WHAT THE TASK REQUIRES:
Present the following data again exactly as it is shown.

DATA SUPPLIED:
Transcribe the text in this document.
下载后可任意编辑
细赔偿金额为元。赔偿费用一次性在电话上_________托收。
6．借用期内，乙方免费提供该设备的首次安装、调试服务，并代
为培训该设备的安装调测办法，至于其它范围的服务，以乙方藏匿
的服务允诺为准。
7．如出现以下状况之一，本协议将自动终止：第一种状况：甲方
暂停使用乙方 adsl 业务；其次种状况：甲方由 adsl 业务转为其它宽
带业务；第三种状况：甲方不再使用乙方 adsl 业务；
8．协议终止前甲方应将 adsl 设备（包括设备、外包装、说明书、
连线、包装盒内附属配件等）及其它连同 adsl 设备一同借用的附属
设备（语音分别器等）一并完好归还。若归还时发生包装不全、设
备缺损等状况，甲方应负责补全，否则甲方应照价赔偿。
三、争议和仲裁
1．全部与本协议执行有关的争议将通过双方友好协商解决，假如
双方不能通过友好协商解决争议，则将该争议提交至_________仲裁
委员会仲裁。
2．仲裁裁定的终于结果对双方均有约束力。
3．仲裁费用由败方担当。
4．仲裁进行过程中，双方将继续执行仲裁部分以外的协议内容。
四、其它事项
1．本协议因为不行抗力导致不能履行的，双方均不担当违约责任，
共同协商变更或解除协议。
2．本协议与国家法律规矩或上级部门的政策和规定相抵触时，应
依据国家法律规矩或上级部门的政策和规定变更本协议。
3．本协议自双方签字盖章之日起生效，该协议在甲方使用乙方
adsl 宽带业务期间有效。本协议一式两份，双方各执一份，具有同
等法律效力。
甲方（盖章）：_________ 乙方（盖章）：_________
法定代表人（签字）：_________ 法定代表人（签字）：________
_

RESPONSE TO THE TASK:
Transcribe the text in this document.
下载后可任意编辑
细赔偿金额为元。赔偿费用一次性在电话上_________托收。
6．借用期内，乙方免费提供该设备的首次安装、调试服务，并代
为培训该设备的安装调测办法，至于其它范围的服务，以乙方藏匿
的服务允诺为准。
7．如出现以下状况之一，本协议将自动终止：第一种状况：甲方
暂停使用乙方 adsl 业务；其次种状况：甲方由 adsl 业务转为其它宽
带业务；第三种状况：甲方不再使用乙方 adsl 业务；
8．协议终止前甲方应将 adsl 设备（包括设备、外包装、说明书、
连线、包装盒内附属配件等）及其它连同 adsl 设备一同借用的附属
设备（语音分别器等）一并完好归还。若归还时发生包装不全、设
备缺损等状况，甲方应负责补全，否则甲方应照价赔偿。
三、争议和仲裁
1．全部与本协议执行有关的争议将通过双方友好协商解决，假如
双方不能通过友好协商解决争议，则将该争议提交至_________仲裁
委员会仲裁。
2．仲裁裁定的终于结果对双方均有约束力。
3．仲裁费用由败方担当。
4．仲裁进行过程中，双方将继续执行仲裁部分以外的协议内容。
四、其它事项
1．本协议因为不行抗力导致不能履行的，双方均不担当违约责任，
共同协商变更或解除协议。
2．本协议与国家法律规矩或上级部门的政策和规定相抵触时，应
依据国家法律规矩或上级部门的政策和规定变更本协议。
3．本协议自双方签字盖章之日起生效，该协议在甲方使用乙方
adsl 宽带业务期间有效。本协议一式两份，双方各执一份，具有同
等法律效力。
甲方（盖章）：_________ 乙方（盖章）：_________
法定代表人（签字）：_________ 法定代表人（签字）：________
_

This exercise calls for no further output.